Records from a data collection
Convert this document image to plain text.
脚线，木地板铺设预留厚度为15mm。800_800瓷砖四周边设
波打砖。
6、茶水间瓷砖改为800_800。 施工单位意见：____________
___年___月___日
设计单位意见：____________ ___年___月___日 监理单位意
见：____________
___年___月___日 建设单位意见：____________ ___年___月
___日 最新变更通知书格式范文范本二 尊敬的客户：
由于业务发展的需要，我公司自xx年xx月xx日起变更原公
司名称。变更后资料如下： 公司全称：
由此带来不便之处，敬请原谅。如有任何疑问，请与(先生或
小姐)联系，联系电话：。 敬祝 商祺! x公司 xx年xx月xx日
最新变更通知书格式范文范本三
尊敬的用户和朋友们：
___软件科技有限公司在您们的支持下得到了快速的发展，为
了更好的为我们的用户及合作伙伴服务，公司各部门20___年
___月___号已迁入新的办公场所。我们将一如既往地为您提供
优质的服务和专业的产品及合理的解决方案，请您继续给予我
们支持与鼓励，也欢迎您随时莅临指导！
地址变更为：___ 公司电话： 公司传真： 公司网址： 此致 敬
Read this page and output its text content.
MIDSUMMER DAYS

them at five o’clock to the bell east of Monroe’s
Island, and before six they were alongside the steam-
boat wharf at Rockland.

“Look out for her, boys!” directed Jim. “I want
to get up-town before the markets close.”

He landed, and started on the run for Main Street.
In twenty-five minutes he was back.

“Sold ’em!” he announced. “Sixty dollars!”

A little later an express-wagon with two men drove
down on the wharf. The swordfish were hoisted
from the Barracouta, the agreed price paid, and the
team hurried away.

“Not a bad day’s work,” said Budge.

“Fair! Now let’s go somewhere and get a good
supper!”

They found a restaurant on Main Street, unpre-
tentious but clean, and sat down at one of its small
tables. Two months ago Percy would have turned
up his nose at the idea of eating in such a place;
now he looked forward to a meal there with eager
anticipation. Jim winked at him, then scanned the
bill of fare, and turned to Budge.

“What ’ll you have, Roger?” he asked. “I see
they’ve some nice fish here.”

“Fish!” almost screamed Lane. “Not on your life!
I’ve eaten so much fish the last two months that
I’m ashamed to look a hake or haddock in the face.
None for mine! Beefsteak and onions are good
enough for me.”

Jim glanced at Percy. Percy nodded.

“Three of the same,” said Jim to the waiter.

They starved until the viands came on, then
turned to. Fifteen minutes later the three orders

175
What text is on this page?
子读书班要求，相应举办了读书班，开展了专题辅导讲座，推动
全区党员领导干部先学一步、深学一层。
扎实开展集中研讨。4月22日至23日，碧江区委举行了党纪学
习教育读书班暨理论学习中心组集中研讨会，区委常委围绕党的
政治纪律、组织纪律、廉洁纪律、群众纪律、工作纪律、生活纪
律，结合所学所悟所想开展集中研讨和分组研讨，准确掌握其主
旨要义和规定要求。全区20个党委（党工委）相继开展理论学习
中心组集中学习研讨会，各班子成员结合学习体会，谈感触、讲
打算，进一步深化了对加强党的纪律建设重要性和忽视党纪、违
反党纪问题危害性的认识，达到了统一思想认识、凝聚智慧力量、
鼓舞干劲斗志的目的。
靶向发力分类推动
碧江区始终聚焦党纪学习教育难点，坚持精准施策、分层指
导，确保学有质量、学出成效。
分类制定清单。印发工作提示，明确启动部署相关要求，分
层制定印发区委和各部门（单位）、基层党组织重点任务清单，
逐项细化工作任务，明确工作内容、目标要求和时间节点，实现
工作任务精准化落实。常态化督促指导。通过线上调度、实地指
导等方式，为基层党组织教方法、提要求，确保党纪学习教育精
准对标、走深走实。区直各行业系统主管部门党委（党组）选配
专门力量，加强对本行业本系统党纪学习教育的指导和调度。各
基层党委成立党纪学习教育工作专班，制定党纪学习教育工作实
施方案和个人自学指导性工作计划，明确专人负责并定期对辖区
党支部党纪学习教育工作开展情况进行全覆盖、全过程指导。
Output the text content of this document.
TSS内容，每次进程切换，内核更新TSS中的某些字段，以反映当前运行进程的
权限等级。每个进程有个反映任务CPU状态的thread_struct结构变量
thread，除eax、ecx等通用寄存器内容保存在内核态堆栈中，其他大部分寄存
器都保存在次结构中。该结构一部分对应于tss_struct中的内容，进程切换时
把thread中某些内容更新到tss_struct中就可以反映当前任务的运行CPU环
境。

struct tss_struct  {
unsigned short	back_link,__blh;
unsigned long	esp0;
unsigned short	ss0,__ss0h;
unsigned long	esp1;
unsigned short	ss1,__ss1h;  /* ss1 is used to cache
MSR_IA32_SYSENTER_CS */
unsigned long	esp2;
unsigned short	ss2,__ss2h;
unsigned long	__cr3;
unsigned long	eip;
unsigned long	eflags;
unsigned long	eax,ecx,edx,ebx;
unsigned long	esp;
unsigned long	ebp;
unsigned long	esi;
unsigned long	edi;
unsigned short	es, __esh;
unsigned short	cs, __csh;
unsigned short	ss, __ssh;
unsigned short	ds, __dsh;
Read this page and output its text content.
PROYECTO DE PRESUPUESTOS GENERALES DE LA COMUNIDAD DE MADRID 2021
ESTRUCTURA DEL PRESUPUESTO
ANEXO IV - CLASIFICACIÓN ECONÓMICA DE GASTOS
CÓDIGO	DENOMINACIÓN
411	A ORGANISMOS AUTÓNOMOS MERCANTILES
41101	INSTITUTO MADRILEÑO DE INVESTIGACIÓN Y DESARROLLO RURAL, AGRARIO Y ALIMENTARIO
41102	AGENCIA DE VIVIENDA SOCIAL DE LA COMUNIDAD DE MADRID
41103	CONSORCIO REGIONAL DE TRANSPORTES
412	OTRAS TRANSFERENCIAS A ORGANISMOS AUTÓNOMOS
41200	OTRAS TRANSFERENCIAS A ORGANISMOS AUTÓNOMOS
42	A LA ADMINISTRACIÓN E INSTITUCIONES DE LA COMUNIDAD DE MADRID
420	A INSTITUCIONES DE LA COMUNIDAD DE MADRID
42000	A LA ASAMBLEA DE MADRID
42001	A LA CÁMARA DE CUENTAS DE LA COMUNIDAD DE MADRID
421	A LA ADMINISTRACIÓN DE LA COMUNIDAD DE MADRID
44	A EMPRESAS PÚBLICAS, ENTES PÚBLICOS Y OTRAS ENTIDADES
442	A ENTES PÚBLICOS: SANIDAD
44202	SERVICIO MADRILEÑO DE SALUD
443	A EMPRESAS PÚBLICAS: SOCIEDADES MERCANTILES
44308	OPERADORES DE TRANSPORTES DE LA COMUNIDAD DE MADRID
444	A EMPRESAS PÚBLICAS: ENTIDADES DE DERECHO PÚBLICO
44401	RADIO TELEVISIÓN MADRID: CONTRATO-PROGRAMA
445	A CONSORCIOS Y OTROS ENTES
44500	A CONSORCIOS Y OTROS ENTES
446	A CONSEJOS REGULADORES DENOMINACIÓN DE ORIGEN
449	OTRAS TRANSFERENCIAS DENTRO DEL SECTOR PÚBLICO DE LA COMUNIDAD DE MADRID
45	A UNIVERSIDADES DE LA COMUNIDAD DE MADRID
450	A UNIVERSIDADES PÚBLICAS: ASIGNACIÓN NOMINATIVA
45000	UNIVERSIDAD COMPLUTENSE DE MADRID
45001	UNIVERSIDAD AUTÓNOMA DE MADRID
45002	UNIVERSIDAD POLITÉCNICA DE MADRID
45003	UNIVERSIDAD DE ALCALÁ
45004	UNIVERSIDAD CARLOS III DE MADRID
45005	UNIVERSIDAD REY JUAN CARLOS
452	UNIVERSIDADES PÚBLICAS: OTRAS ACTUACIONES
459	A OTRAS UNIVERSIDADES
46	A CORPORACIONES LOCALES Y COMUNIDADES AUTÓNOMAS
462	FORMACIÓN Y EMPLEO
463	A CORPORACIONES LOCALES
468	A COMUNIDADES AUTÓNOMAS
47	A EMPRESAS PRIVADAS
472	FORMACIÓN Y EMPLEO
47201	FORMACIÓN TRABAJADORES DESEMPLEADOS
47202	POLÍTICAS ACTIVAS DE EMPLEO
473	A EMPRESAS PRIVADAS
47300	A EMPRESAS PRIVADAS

*Exercise objective:*
State, as a bare number, how many lines of the listing hold the word "EMPRESAS".

*Solved exercise:*
6